DESCRIPTION OF THE TASK =
In the entries below, count every line containing "favicon". Reply with the number alone.

[START OF INPUT FOR THIS TASK]

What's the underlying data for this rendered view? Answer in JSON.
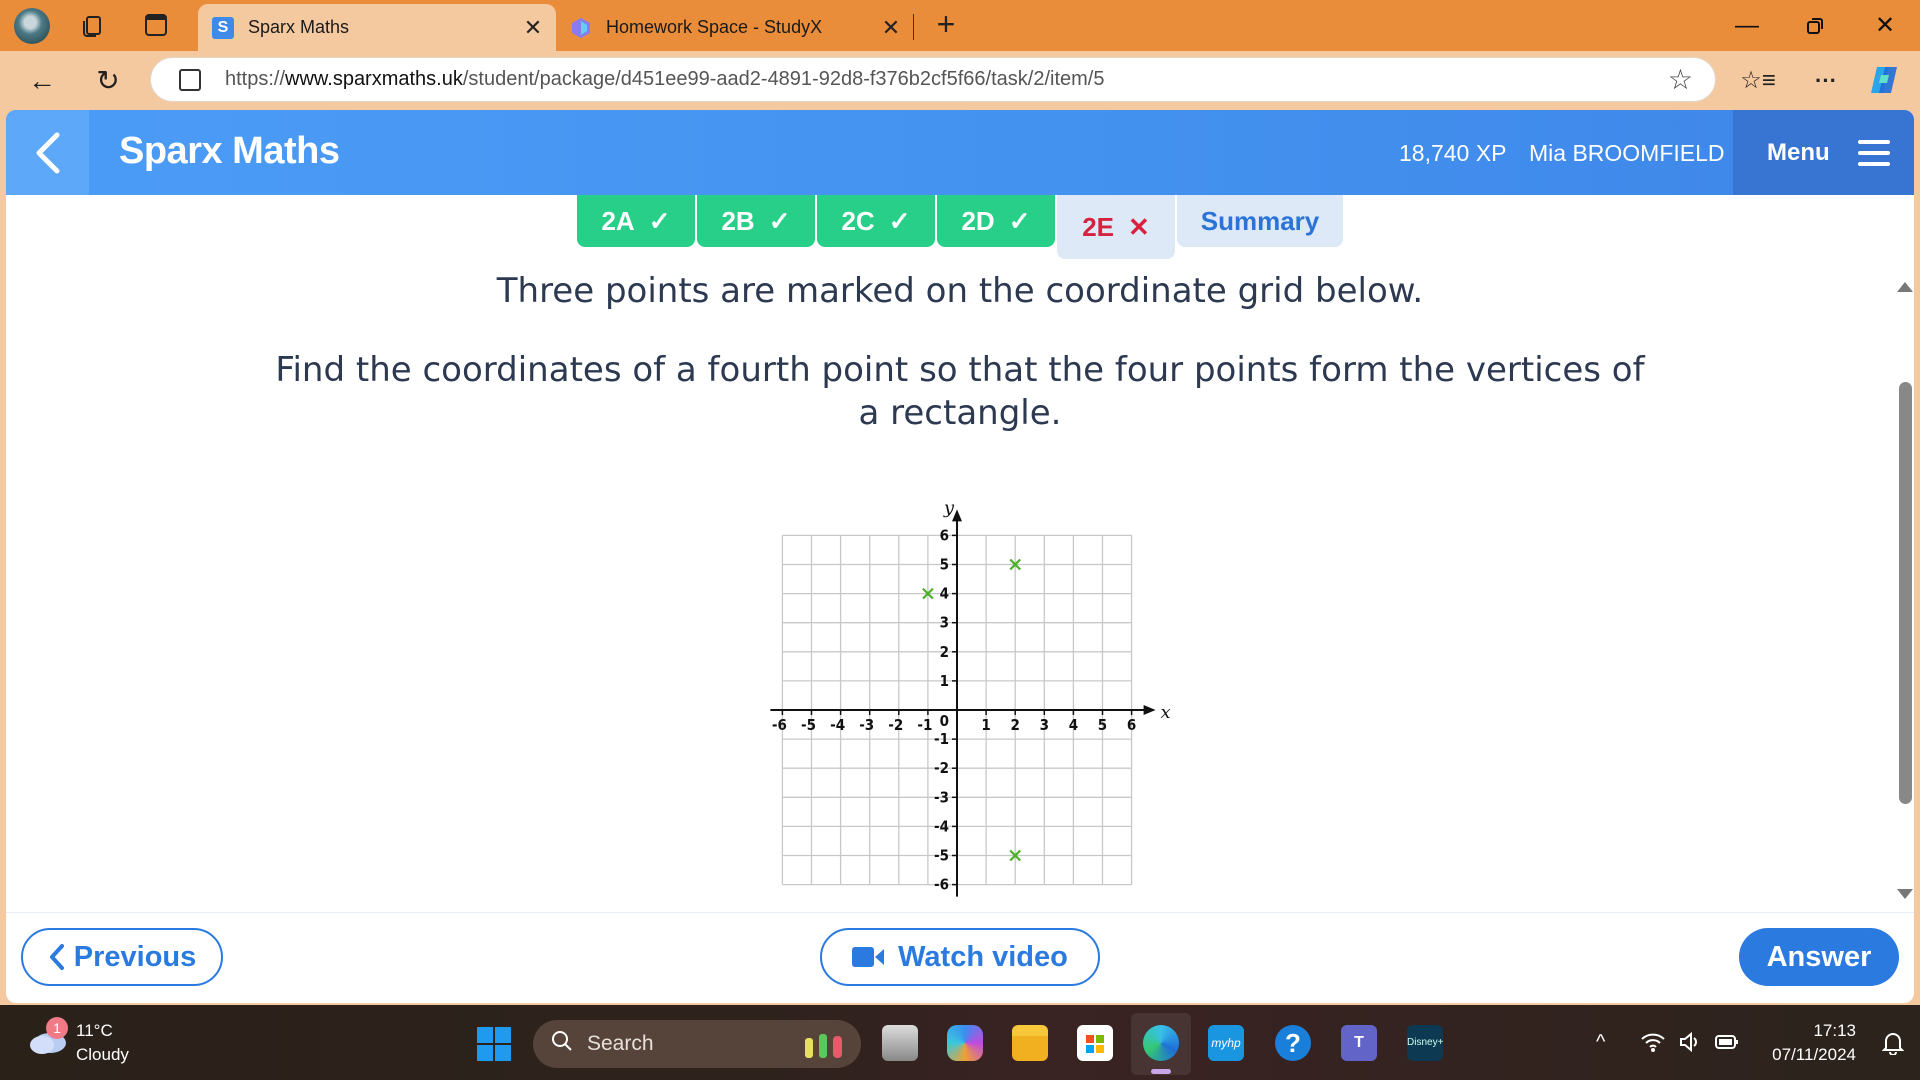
{
  "browser": {
    "tabs": [
      {
        "title": "Sparx Maths",
        "favicon": "S",
        "active": true
      },
      {
        "title": "Homework Space - StudyX",
        "favicon": "studyx-icon",
        "active": false
      }
    ],
    "url_prefix": "https://",
    "url_host": "www.sparxmaths.uk",
    "url_path": "/student/package/d451ee99-aad2-4891-92d8-f376b2cf5f66/task/2/item/5",
    "icons": {
      "tab_actions": "tab-actions-icon",
      "vertical_tabs": "vertical-tabs-icon",
      "new_tab": "+",
      "minimize": "—",
      "restore": "❐",
      "close": "✕",
      "back": "←",
      "refresh": "↻",
      "favorite": "☆",
      "favorites_list": "☆≡",
      "more": "···"
    }
  },
  "sparx": {
    "brand": "Sparx Maths",
    "xp": "18,740 XP",
    "username": "Mia BROOMFIELD",
    "menu_label": "Menu",
    "colors": {
      "header": "#4391ef",
      "done": "#28cf88",
      "wrong": "#d6223f",
      "accent": "#2a7ae0"
    },
    "task_tabs": [
      {
        "label": "2A",
        "status": "done",
        "mark": "✓"
      },
      {
        "label": "2B",
        "status": "done",
        "mark": "✓"
      },
      {
        "label": "2C",
        "status": "done",
        "mark": "✓"
      },
      {
        "label": "2D",
        "status": "done",
        "mark": "✓"
      },
      {
        "label": "2E",
        "status": "wrong",
        "mark": "✕"
      },
      {
        "label": "Summary",
        "status": "summary",
        "mark": ""
      }
    ],
    "question": {
      "line1": "Three points are marked on the coordinate grid below.",
      "line2": "Find the coordinates of a fourth point so that the four points form the vertices of",
      "line3": "a rectangle."
    },
    "buttons": {
      "previous": "Previous",
      "watch_video": "Watch video",
      "answer": "Answer"
    }
  },
  "chart_data": {
    "type": "scatter",
    "title": "",
    "xlabel": "x",
    "ylabel": "y",
    "xlim": [
      -6,
      6
    ],
    "ylim": [
      -6,
      6
    ],
    "grid": true,
    "x_ticks": [
      -6,
      -5,
      -4,
      -3,
      -2,
      -1,
      1,
      2,
      3,
      4,
      5,
      6
    ],
    "y_ticks": [
      -6,
      -5,
      -4,
      -3,
      -2,
      -1,
      1,
      2,
      3,
      4,
      5,
      6
    ],
    "origin_label": "0",
    "marker": "x",
    "marker_color": "#4caf2a",
    "points": [
      {
        "x": -1,
        "y": 4
      },
      {
        "x": 2,
        "y": 5
      },
      {
        "x": 2,
        "y": -5
      }
    ]
  },
  "taskbar": {
    "weather_badge": "1",
    "temperature": "11°C",
    "weather": "Cloudy",
    "search_label": "Search",
    "time": "17:13",
    "date": "07/11/2024"
  }
}
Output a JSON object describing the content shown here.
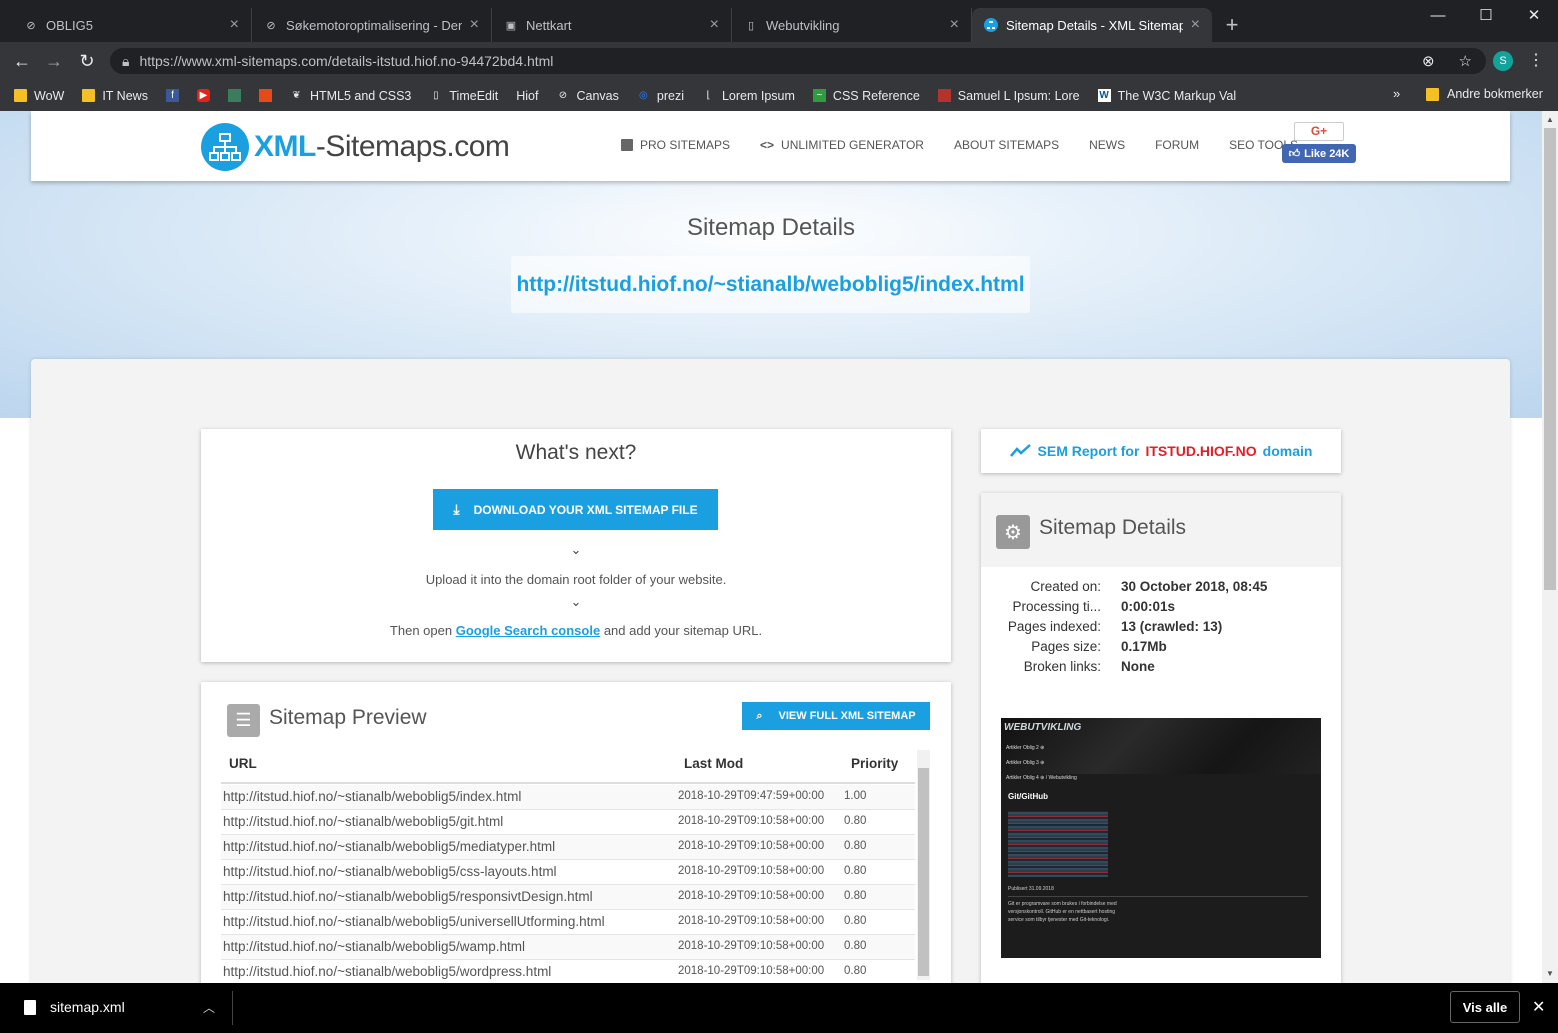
{
  "browser": {
    "tabs": [
      {
        "title": "OBLIG5",
        "icon": "gitlab-icon",
        "active": false
      },
      {
        "title": "Søkemotoroptimalisering - Denn",
        "icon": "gitlab-icon",
        "active": false
      },
      {
        "title": "Nettkart",
        "icon": "suitcase-icon",
        "active": false
      },
      {
        "title": "Webutvikling",
        "icon": "document-icon",
        "active": false
      },
      {
        "title": "Sitemap Details - XML Sitemaps",
        "icon": "sitemap-favicon",
        "active": true
      }
    ],
    "new_tab": "+",
    "window_controls": [
      "—",
      "☐",
      "✕"
    ],
    "url": "https://www.xml-sitemaps.com/details-itstud.hiof.no-94472bd4.html",
    "profile_initial": "S",
    "bookmarks": [
      "WoW",
      "IT News",
      "",
      "",
      "",
      "",
      "HTML5 and CSS3",
      "TimeEdit",
      "Hiof",
      "Canvas",
      "prezi",
      "Lorem Ipsum",
      "CSS Reference",
      "Samuel L Ipsum: Lore",
      "The W3C Markup Val"
    ],
    "bookmarks_overflow": "»",
    "other_bookmarks": "Andre bokmerker"
  },
  "site": {
    "logo_bold": "XML",
    "logo_rest": "-Sitemaps.com",
    "menu": [
      "PRO SITEMAPS",
      "UNLIMITED GENERATOR",
      "ABOUT SITEMAPS",
      "NEWS",
      "FORUM",
      "SEO TOOLS"
    ],
    "gplus": "G+",
    "fb_like": "Like 24K"
  },
  "hero": {
    "title": "Sitemap Details",
    "url": "http://itstud.hiof.no/~stianalb/weboblig5/index.html"
  },
  "next": {
    "title": "What's next?",
    "download_button": "DOWNLOAD YOUR XML SITEMAP FILE",
    "step1": "Upload it into the domain root folder of your website.",
    "step2_pre": "Then open ",
    "step2_link": "Google Search console",
    "step2_post": " and add your sitemap URL."
  },
  "preview": {
    "title": "Sitemap Preview",
    "view_button": "VIEW FULL XML SITEMAP",
    "columns": [
      "URL",
      "Last Mod",
      "Priority"
    ],
    "rows": [
      {
        "url": "http://itstud.hiof.no/~stianalb/weboblig5/index.html",
        "lastmod": "2018-10-29T09:47:59+00:00",
        "priority": "1.00"
      },
      {
        "url": "http://itstud.hiof.no/~stianalb/weboblig5/git.html",
        "lastmod": "2018-10-29T09:10:58+00:00",
        "priority": "0.80"
      },
      {
        "url": "http://itstud.hiof.no/~stianalb/weboblig5/mediatyper.html",
        "lastmod": "2018-10-29T09:10:58+00:00",
        "priority": "0.80"
      },
      {
        "url": "http://itstud.hiof.no/~stianalb/weboblig5/css-layouts.html",
        "lastmod": "2018-10-29T09:10:58+00:00",
        "priority": "0.80"
      },
      {
        "url": "http://itstud.hiof.no/~stianalb/weboblig5/responsivtDesign.html",
        "lastmod": "2018-10-29T09:10:58+00:00",
        "priority": "0.80"
      },
      {
        "url": "http://itstud.hiof.no/~stianalb/weboblig5/universellUtforming.html",
        "lastmod": "2018-10-29T09:10:58+00:00",
        "priority": "0.80"
      },
      {
        "url": "http://itstud.hiof.no/~stianalb/weboblig5/wamp.html",
        "lastmod": "2018-10-29T09:10:58+00:00",
        "priority": "0.80"
      },
      {
        "url": "http://itstud.hiof.no/~stianalb/weboblig5/wordpress.html",
        "lastmod": "2018-10-29T09:10:58+00:00",
        "priority": "0.80"
      }
    ]
  },
  "sem": {
    "prefix": "SEM Report for ",
    "domain": "ITSTUD.HIOF.NO",
    "suffix": " domain"
  },
  "details": {
    "title": "Sitemap Details",
    "rows": [
      {
        "key": "Created on:",
        "value": "30 October 2018, 08:45"
      },
      {
        "key": "Processing ti...",
        "value": "0:00:01s"
      },
      {
        "key": "Pages indexed:",
        "value": "13 (crawled: 13)"
      },
      {
        "key": "Pages size:",
        "value": "0.17Mb"
      },
      {
        "key": "Broken links:",
        "value": "None"
      }
    ],
    "thumbnail": {
      "site_title": "WEBUTVIKLING",
      "menu": [
        "Artikler Oblig 2 ⊕",
        "Artikler Oblig 3 ⊕",
        "Artikler Oblig 4 ⊕ / Webutvikling"
      ],
      "heading": "Git/GitHub",
      "date": "Publisert 31.09.2018",
      "text": "Git er programvare som brukes i forbindelse med versjonskontroll. GitHub er en nettbasert hosting service som tilbyr tjenester med Git-teknologi."
    }
  },
  "downloads": {
    "file": "sitemap.xml",
    "show_all": "Vis alle"
  },
  "colors": {
    "accent": "#1a9fe0",
    "domain_red": "#e21f26"
  }
}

[END OF INPUT FOR THIS TASK]

ANSWER FOR THIS EXERCISE =
3